--- start of DATA PROVIDED ---
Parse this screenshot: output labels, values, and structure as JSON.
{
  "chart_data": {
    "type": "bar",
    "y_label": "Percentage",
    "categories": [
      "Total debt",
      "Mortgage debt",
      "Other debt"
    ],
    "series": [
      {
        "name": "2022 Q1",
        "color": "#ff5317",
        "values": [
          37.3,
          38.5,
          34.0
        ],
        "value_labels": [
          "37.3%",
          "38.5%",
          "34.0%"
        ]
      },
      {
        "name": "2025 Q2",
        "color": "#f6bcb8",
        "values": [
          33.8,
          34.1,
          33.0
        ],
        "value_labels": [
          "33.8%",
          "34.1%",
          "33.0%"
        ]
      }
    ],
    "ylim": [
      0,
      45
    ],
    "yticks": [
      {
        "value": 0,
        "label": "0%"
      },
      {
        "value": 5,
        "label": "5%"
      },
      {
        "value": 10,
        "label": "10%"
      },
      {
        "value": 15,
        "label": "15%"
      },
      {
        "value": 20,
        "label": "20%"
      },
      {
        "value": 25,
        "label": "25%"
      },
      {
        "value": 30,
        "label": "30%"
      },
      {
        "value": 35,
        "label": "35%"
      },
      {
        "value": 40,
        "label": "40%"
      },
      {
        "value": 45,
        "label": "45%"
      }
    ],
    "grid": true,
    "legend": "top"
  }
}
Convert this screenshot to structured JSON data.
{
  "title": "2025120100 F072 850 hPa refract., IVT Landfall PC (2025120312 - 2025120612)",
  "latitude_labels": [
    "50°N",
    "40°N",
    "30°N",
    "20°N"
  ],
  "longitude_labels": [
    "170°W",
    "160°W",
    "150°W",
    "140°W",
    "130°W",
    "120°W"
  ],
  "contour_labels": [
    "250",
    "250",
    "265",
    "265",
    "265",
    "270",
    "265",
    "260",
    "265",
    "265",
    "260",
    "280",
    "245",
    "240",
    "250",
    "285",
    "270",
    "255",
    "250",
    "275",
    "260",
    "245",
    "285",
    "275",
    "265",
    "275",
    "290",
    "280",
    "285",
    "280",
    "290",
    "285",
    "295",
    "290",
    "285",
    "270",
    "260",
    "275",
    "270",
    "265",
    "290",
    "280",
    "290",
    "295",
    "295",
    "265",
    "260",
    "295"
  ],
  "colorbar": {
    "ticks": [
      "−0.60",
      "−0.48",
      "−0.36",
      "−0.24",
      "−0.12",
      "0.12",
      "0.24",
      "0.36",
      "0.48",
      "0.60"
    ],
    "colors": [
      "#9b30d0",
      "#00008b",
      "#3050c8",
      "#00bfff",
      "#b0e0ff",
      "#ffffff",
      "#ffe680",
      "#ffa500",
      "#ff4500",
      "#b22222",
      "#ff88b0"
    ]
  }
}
--- end of DATA PROVIDED ---
PROBLEM TO SOLVE: Report only the number of lines in the data above that contain "this".

ANSWER: 2